Prompt -
Please arrange the data from the line with "Give me the" up to and including the line with "x-tick-label: 13: [522, 649, 546, 666]" as a numbered list, leaving out any blank lines.

Data lines -

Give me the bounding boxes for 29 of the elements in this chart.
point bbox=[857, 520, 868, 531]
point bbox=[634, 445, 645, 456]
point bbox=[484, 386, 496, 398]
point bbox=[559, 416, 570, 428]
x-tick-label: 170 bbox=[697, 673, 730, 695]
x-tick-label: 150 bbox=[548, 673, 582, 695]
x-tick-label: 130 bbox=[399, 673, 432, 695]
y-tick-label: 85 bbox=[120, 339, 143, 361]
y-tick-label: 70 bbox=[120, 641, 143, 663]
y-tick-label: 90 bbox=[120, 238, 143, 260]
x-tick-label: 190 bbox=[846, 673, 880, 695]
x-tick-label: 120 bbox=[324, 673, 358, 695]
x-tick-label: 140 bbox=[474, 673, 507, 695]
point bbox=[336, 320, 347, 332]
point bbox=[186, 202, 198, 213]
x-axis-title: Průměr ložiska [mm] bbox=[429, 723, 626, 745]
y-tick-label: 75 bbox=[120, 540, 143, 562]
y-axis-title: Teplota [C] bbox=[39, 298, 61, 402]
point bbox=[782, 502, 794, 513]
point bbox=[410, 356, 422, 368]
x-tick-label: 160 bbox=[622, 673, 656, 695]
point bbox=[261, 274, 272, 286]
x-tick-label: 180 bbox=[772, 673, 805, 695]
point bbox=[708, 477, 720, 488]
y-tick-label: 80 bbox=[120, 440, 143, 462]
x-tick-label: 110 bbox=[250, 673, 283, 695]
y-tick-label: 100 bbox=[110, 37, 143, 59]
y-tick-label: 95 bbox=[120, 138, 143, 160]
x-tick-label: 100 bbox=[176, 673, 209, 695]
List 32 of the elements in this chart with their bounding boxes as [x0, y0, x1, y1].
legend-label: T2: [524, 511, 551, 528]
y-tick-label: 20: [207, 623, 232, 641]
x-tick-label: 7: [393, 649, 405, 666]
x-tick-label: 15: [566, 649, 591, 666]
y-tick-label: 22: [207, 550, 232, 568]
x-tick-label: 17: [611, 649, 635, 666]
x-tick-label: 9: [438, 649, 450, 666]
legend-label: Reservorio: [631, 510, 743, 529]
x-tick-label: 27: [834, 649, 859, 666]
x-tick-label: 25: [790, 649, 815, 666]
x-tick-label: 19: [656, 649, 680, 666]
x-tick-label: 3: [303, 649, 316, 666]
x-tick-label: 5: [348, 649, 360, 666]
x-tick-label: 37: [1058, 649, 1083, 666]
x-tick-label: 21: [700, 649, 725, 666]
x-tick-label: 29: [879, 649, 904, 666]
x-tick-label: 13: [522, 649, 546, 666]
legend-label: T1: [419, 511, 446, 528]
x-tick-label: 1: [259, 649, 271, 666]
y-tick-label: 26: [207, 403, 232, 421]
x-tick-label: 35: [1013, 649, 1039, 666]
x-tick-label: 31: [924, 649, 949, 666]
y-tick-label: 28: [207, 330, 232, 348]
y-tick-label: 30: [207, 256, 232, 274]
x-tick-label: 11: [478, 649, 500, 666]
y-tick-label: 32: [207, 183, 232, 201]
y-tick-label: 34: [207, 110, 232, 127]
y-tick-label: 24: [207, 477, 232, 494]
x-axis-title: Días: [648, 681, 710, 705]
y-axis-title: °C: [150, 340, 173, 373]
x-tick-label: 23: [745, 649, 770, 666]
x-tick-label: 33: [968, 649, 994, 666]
==
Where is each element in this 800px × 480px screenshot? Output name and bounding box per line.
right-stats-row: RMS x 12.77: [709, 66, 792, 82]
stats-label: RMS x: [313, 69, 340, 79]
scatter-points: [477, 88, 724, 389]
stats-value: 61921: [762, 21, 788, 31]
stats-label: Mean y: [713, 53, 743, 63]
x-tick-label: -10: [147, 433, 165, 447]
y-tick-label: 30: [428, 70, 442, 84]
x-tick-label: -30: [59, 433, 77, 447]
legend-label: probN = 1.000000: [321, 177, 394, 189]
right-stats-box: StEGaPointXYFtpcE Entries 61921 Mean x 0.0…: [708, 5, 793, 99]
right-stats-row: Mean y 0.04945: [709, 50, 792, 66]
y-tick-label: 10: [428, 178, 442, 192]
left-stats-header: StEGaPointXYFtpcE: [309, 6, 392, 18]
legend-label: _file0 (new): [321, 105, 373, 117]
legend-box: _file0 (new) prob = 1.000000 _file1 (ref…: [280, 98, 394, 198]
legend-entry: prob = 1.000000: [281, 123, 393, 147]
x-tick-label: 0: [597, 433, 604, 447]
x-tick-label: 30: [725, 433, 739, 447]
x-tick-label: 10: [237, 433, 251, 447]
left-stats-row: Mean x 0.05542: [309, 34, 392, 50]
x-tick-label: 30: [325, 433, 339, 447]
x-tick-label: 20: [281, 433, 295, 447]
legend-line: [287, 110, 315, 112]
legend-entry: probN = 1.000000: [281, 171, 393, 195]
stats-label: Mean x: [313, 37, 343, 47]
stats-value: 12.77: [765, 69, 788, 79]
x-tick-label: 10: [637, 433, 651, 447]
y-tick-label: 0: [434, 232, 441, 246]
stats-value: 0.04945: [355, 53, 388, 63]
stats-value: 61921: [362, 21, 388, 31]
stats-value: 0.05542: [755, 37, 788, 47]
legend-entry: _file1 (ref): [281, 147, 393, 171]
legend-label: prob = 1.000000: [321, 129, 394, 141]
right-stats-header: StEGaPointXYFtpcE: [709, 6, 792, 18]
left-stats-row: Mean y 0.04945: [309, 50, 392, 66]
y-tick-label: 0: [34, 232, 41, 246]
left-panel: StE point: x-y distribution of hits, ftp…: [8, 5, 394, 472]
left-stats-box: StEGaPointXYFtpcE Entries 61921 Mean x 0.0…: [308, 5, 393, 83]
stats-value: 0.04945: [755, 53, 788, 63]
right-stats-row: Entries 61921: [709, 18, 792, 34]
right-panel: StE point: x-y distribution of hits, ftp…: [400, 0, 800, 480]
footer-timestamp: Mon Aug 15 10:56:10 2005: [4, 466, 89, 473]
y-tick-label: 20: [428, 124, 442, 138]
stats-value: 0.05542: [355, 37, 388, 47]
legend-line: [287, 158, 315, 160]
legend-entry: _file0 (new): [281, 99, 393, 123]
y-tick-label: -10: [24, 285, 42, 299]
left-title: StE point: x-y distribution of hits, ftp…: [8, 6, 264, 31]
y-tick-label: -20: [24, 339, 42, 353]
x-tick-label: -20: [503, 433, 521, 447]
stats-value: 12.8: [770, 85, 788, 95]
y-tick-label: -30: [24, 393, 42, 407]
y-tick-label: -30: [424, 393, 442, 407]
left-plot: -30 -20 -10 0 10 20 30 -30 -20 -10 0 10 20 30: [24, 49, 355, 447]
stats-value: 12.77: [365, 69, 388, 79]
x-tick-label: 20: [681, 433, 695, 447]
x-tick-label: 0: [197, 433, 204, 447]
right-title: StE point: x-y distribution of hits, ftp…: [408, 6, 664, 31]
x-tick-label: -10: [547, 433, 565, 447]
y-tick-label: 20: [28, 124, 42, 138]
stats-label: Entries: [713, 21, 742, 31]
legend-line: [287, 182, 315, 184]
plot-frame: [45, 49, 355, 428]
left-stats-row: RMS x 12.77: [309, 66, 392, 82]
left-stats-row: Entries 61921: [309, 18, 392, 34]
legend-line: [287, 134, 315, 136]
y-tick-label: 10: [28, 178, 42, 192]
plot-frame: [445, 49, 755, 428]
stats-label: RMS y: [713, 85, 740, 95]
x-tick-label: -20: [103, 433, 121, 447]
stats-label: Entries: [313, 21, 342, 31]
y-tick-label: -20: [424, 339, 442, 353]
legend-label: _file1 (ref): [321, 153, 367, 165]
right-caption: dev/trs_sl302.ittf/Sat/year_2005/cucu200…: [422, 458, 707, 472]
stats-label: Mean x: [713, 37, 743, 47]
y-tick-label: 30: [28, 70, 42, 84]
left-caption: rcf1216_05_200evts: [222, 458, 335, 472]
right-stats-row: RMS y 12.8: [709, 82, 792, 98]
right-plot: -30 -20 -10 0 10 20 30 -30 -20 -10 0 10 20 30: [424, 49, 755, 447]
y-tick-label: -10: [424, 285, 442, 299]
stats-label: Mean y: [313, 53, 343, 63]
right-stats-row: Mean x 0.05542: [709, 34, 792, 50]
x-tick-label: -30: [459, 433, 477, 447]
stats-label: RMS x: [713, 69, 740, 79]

Task answer -
1. Give me the bounding boxes for 29 of the elements in this chart.
2. point bbox=[857, 520, 868, 531]
3. point bbox=[634, 445, 645, 456]
4. point bbox=[484, 386, 496, 398]
5. point bbox=[559, 416, 570, 428]
6. x-tick-label: 170 bbox=[697, 673, 730, 695]
7. x-tick-label: 150 bbox=[548, 673, 582, 695]
8. x-tick-label: 130 bbox=[399, 673, 432, 695]
9. y-tick-label: 85 bbox=[120, 339, 143, 361]
10. y-tick-label: 70 bbox=[120, 641, 143, 663]
11. y-tick-label: 90 bbox=[120, 238, 143, 260]
12. x-tick-label: 190 bbox=[846, 673, 880, 695]
13. x-tick-label: 120 bbox=[324, 673, 358, 695]
14. x-tick-label: 140 bbox=[474, 673, 507, 695]
15. point bbox=[336, 320, 347, 332]
16. point bbox=[186, 202, 198, 213]
17. x-axis-title: Průměr ložiska [mm] bbox=[429, 723, 626, 745]
18. y-tick-label: 75 bbox=[120, 540, 143, 562]
19. y-axis-title: Teplota [C] bbox=[39, 298, 61, 402]
20. point bbox=[782, 502, 794, 513]
21. point bbox=[410, 356, 422, 368]
22. x-tick-label: 160 bbox=[622, 673, 656, 695]
23. point bbox=[261, 274, 272, 286]
24. x-tick-label: 180 bbox=[772, 673, 805, 695]
25. point bbox=[708, 477, 720, 488]
26. y-tick-label: 80 bbox=[120, 440, 143, 462]
27. x-tick-label: 110 bbox=[250, 673, 283, 695]
28. y-tick-label: 100 bbox=[110, 37, 143, 59]
29. y-tick-label: 95 bbox=[120, 138, 143, 160]
30. x-tick-label: 100 bbox=[176, 673, 209, 695]
31. List 32 of the elements in this chart with their bounding boxes as [x0, y0, x1, y1].
32. legend-label: T2: [524, 511, 551, 528]
33. y-tick-label: 20: [207, 623, 232, 641]
34. x-tick-label: 7: [393, 649, 405, 666]
35. x-tick-label: 15: [566, 649, 591, 666]
36. y-tick-label: 22: [207, 550, 232, 568]
37. x-tick-label: 17: [611, 649, 635, 666]
38. x-tick-label: 9: [438, 649, 450, 666]
39. legend-label: Reservorio: [631, 510, 743, 529]
40. x-tick-label: 27: [834, 649, 859, 666]
41. x-tick-label: 25: [790, 649, 815, 666]
42. x-tick-label: 19: [656, 649, 680, 666]
43. x-tick-label: 3: [303, 649, 316, 666]
44. x-tick-label: 5: [348, 649, 360, 666]
45. x-tick-label: 37: [1058, 649, 1083, 666]
46. x-tick-label: 21: [700, 649, 725, 666]
47. x-tick-label: 29: [879, 649, 904, 666]
48. x-tick-label: 13: [522, 649, 546, 666]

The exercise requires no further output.